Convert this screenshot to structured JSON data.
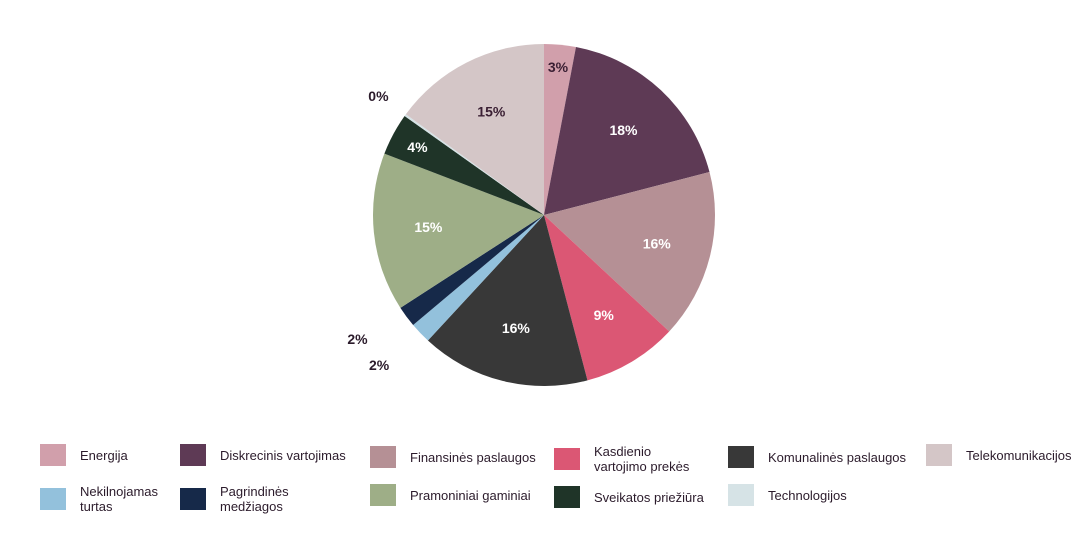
{
  "chart_data": {
    "type": "pie",
    "title": "",
    "start_angle_deg": 0,
    "direction": "clockwise",
    "slices": [
      {
        "label": "Energija",
        "value": 3,
        "display": "3%",
        "color": "#d19fab",
        "label_color": "#3a1f33"
      },
      {
        "label": "Diskrecinis vartojimas",
        "value": 18,
        "display": "18%",
        "color": "#5e3a55",
        "label_color": "#ffffff"
      },
      {
        "label": "Finansinės paslaugos",
        "value": 16,
        "display": "16%",
        "color": "#b59095",
        "label_color": "#ffffff"
      },
      {
        "label": "Kasdienio vartojimo prekės",
        "value": 9,
        "display": "9%",
        "color": "#db5774",
        "label_color": "#ffffff"
      },
      {
        "label": "Komunalinės paslaugos",
        "value": 16,
        "display": "16%",
        "color": "#383838",
        "label_color": "#ffffff"
      },
      {
        "label": "Nekilnojamas turtas",
        "value": 2,
        "display": "2%",
        "color": "#93c1dc",
        "label_color": "#2b1b2b"
      },
      {
        "label": "Pagrindinės medžiagos",
        "value": 2,
        "display": "2%",
        "color": "#162949",
        "label_color": "#2b1b2b"
      },
      {
        "label": "Pramoniniai gaminiai",
        "value": 15,
        "display": "15%",
        "color": "#9eae87",
        "label_color": "#ffffff"
      },
      {
        "label": "Sveikatos priežiūra",
        "value": 4,
        "display": "4%",
        "color": "#1f3428",
        "label_color": "#ffffff"
      },
      {
        "label": "Technologijos",
        "value": 0.2,
        "display": "0%",
        "color": "#d6e3e6",
        "label_color": "#2b1b2b"
      },
      {
        "label": "Telekomunikacijos",
        "value": 15,
        "display": "15%",
        "color": "#d4c6c7",
        "label_color": "#3a1f33"
      }
    ],
    "legend_placement": "bottom"
  },
  "legend": {
    "items": [
      {
        "label": "Energija",
        "color": "#d19fab"
      },
      {
        "label": "Diskrecinis vartojimas",
        "color": "#5e3a55"
      },
      {
        "label": "Finansinės paslaugos",
        "color": "#b59095"
      },
      {
        "label": "Kasdienio vartojimo prekės",
        "color": "#db5774"
      },
      {
        "label": "Komunalinės paslaugos",
        "color": "#383838"
      },
      {
        "label": "Telekomunikacijos",
        "color": "#d4c6c7"
      },
      {
        "label": "Nekilnojamas turtas",
        "color": "#93c1dc"
      },
      {
        "label": "Pagrindinės medžiagos",
        "color": "#162949"
      },
      {
        "label": "Pramoniniai gaminiai",
        "color": "#9eae87"
      },
      {
        "label": "Sveikatos priežiūra",
        "color": "#1f3428"
      },
      {
        "label": "Technologijos",
        "color": "#d6e3e6"
      }
    ]
  }
}
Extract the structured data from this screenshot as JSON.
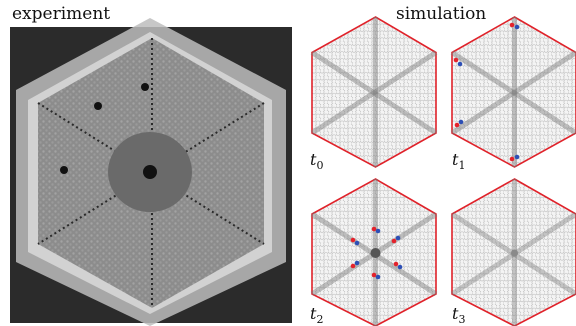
{
  "figure": {
    "experiment_label": "experiment",
    "simulation_label": "simulation",
    "panels": [
      {
        "time_symbol": "t",
        "time_index": "0"
      },
      {
        "time_symbol": "t",
        "time_index": "1"
      },
      {
        "time_symbol": "t",
        "time_index": "2"
      },
      {
        "time_symbol": "t",
        "time_index": "3"
      }
    ]
  },
  "colors": {
    "hex_outline": "#e0222a",
    "photo_background": "#2b2b2b",
    "packing_gray": "#8a8a8a",
    "defect_red": "#e4232c",
    "defect_blue": "#2d4fb5"
  }
}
== == ==
### Instructions for the task
Show all lines in the entries above where the string "value" appears.

### Answer for this exercise
        "value": 3,
        "value": 18,
        "value": 16,
        "value": 9,
        "value": 16,
        "value": 2,
        "value": 2,
        "value": 15,
        "value": 4,
        "value": 0.2,
        "value": 15,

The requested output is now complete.